• [Task directions]: Pick out the lines below that include the string "internement".

• [Records supplied]:
• • • • •

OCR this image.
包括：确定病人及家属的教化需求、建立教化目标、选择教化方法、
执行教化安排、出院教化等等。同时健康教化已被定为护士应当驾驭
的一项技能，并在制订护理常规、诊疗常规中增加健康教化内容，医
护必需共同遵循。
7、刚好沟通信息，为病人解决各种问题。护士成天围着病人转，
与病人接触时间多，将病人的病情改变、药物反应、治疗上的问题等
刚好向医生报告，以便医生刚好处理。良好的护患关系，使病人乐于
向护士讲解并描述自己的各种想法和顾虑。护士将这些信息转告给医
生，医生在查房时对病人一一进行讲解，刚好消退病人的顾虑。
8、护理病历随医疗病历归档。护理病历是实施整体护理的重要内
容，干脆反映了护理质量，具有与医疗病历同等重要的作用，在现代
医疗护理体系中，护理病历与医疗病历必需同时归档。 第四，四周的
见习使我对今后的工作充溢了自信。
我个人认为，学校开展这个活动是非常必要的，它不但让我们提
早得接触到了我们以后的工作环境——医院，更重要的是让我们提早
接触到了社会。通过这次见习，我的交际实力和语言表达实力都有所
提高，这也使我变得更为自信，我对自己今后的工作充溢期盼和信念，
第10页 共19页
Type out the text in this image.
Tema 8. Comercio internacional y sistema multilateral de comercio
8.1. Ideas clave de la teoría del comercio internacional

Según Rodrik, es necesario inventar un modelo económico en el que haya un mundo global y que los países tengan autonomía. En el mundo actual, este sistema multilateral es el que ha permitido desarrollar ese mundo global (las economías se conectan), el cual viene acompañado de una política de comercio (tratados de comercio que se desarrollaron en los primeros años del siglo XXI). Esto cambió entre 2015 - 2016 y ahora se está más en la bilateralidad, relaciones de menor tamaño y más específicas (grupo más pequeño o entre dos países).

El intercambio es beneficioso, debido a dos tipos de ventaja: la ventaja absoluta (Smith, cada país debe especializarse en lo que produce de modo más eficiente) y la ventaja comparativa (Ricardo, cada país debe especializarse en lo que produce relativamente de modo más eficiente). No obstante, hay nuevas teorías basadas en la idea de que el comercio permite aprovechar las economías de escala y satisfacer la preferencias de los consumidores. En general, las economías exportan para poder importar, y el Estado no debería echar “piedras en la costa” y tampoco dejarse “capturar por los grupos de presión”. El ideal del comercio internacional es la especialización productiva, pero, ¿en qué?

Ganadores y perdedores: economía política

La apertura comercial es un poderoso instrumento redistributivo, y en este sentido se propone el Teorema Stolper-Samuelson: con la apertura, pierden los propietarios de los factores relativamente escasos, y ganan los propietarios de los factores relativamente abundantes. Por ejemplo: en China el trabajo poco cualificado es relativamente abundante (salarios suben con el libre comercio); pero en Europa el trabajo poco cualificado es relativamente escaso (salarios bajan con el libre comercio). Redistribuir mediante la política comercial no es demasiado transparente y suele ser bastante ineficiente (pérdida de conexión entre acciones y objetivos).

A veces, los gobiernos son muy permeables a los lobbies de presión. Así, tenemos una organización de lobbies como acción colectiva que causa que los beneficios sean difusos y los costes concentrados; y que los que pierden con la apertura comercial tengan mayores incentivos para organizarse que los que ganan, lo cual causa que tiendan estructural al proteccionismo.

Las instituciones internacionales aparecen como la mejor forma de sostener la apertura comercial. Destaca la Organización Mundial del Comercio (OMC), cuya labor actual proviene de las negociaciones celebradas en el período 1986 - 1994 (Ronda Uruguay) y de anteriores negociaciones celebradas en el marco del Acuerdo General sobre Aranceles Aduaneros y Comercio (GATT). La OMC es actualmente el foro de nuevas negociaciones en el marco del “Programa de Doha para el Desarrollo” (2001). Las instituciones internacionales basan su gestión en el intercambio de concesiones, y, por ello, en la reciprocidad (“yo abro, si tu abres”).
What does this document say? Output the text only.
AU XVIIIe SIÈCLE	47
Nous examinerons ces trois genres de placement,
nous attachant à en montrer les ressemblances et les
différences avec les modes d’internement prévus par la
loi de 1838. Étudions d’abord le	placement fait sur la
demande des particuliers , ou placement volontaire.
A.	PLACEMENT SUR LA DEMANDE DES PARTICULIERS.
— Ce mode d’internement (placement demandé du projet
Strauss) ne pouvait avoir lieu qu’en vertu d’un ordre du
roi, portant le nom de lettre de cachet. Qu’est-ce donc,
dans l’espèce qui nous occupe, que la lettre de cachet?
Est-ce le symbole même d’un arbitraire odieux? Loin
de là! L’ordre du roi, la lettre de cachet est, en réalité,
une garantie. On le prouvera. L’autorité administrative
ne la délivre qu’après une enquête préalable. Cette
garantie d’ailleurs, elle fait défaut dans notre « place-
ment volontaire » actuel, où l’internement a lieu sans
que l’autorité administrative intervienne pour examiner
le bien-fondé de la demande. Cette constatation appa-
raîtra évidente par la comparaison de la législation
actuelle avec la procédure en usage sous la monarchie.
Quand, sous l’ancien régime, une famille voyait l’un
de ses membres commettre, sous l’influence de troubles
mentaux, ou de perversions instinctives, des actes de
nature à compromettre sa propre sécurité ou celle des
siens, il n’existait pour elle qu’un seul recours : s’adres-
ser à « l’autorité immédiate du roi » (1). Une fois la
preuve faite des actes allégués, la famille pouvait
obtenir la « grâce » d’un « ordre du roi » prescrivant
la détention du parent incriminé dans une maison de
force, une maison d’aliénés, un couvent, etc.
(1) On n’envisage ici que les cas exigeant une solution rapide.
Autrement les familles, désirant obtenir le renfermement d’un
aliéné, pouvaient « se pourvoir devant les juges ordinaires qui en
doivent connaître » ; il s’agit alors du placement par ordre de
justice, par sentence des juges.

• • • • •

• [Solution to the exercise]:
différences avec les modes d’internement prévus par la
— Ce mode d’internement (placement demandé du projet
ment volontaire » actuel, où l’internement a lieu sans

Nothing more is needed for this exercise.